RECORDS SHOWN »
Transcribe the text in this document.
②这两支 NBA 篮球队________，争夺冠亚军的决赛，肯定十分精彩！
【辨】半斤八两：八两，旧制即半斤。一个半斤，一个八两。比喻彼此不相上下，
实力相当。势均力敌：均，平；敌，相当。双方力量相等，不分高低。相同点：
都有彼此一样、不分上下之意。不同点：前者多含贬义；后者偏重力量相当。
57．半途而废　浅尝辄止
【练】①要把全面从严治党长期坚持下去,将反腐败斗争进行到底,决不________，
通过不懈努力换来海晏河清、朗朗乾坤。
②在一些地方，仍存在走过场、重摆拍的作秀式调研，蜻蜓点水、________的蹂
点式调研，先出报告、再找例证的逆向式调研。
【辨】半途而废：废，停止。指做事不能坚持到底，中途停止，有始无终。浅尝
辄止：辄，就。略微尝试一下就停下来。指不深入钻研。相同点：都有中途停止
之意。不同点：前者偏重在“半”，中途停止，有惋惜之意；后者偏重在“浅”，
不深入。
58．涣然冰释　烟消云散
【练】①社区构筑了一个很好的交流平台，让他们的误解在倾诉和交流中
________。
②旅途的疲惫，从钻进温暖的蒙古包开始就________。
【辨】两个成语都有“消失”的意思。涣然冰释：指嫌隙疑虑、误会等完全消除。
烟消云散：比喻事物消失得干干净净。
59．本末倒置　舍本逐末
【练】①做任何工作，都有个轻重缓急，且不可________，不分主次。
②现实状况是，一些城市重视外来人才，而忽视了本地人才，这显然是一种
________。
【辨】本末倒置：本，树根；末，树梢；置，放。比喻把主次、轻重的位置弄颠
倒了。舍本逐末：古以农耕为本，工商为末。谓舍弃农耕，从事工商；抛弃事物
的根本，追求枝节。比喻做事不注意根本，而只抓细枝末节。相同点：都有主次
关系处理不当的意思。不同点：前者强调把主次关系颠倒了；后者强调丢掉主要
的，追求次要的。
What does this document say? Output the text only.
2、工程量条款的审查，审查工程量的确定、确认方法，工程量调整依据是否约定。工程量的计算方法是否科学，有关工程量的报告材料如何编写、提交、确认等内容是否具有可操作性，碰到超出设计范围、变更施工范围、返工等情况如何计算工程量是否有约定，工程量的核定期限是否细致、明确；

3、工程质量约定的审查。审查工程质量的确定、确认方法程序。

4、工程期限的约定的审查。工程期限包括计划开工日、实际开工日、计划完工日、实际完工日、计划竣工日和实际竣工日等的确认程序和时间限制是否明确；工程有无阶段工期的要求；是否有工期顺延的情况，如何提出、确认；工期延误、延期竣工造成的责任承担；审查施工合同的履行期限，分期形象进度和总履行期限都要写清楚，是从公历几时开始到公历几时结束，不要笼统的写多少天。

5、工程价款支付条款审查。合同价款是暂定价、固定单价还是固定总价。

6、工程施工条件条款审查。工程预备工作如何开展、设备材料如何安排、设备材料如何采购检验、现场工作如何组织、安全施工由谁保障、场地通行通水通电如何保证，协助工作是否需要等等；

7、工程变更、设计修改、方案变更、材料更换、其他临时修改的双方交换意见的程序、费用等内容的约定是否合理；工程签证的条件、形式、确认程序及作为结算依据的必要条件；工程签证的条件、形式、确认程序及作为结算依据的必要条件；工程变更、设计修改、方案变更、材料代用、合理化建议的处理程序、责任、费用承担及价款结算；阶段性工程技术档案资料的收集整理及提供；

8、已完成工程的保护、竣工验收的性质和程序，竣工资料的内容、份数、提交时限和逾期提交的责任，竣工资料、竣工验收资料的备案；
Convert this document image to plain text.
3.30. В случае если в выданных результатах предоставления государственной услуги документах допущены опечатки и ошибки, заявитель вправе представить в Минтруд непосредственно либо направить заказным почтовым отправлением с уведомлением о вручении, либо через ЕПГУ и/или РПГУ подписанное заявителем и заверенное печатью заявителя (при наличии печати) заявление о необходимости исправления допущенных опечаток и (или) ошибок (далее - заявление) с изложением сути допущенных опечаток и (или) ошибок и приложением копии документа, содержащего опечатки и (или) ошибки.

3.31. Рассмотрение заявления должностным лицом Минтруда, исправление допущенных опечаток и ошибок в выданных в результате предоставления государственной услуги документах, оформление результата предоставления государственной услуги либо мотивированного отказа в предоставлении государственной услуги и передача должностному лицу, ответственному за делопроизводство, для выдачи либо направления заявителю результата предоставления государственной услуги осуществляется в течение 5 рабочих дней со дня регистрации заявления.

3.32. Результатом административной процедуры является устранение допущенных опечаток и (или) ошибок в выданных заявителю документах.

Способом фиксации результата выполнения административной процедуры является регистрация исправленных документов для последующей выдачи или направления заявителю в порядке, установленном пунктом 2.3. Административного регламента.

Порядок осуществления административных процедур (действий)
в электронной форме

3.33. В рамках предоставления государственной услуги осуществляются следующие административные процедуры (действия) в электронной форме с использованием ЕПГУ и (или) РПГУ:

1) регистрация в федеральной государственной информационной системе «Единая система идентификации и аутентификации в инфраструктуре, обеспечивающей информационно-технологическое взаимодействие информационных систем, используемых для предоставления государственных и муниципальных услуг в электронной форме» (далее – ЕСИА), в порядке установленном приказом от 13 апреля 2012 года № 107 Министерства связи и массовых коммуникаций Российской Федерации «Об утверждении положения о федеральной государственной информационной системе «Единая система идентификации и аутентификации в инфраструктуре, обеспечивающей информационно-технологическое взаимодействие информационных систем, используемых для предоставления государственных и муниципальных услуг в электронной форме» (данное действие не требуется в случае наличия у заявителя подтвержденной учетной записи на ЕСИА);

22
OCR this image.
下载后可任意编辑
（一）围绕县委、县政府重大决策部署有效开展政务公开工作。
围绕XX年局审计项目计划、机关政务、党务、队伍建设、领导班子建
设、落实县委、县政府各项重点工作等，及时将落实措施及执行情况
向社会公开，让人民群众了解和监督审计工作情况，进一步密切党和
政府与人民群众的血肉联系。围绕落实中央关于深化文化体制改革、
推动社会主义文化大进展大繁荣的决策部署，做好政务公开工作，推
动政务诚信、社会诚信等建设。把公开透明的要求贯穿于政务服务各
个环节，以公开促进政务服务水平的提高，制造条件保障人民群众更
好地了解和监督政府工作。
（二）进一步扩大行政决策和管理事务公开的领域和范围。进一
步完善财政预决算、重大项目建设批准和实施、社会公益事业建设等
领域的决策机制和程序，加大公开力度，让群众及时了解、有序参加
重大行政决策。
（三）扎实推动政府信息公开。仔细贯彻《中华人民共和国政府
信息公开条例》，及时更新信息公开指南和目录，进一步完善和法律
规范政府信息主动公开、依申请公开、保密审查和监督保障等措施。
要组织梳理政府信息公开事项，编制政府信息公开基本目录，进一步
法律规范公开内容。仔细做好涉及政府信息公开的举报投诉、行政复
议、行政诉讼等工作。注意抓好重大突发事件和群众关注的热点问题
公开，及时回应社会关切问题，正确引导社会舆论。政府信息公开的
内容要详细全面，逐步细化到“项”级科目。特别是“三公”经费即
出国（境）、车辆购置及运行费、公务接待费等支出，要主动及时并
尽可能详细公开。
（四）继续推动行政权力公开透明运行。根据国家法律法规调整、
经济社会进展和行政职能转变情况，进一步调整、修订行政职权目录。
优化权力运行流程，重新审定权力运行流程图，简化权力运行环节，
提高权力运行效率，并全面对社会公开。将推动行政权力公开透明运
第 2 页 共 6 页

GOAL »
Consider the entries above and return each line with the string "предоставления".

THE COMPLETED TASK »
3.30. В случае если в выданных результатах предоставления государственной услуги документах допущены опечатки и ошибки, заявитель вправе представить в Минтруд непосредственно либо направить заказным почтовым отправлением с уведомлением о вручении, либо через ЕПГУ и/или РПГУ подписанное заявителем и заверенное печатью заявителя (при наличии печати) заявление о необходимости исправления допущенных опечаток и (или) ошибок (далее - заявление) с изложением сути допущенных опечаток и (или) ошибок и приложением копии документа, содержащего опечатки и (или) ошибки.
3.31. Рассмотрение заявления должностным лицом Минтруда, исправление допущенных опечаток и ошибок в выданных в результате предоставления государственной услуги документах, оформление результата предоставления государственной услуги либо мотивированного отказа в предоставлении государственной услуги и передача должностному лицу, ответственному за делопроизводство, для выдачи либо направления заявителю результата предоставления государственной услуги осуществляется в течение 5 рабочих дней со дня регистрации заявления.
3.33. В рамках предоставления государственной услуги осуществляются следующие административные процедуры (действия) в электронной форме с использованием ЕПГУ и (или) РПГУ:
1) регистрация в федеральной государственной информационной системе «Единая система идентификации и аутентификации в инфраструктуре, обеспечивающей информационно-технологическое взаимодействие информационных систем, используемых для предоставления государственных и муниципальных услуг в электронной форме» (далее – ЕСИА), в порядке установленном приказом от 13 апреля 2012 года № 107 Министерства связи и массовых коммуникаций Российской Федерации «Об утверждении положения о федеральной государственной информационной системе «Единая система идентификации и аутентификации в инфраструктуре, обеспечивающей информационно-технологическое взаимодействие информационных систем, используемых для предоставления государственных и муниципальных услуг в электронной форме» (данное действие не требуется в случае наличия у заявителя подтвержденной учетной записи на ЕСИА);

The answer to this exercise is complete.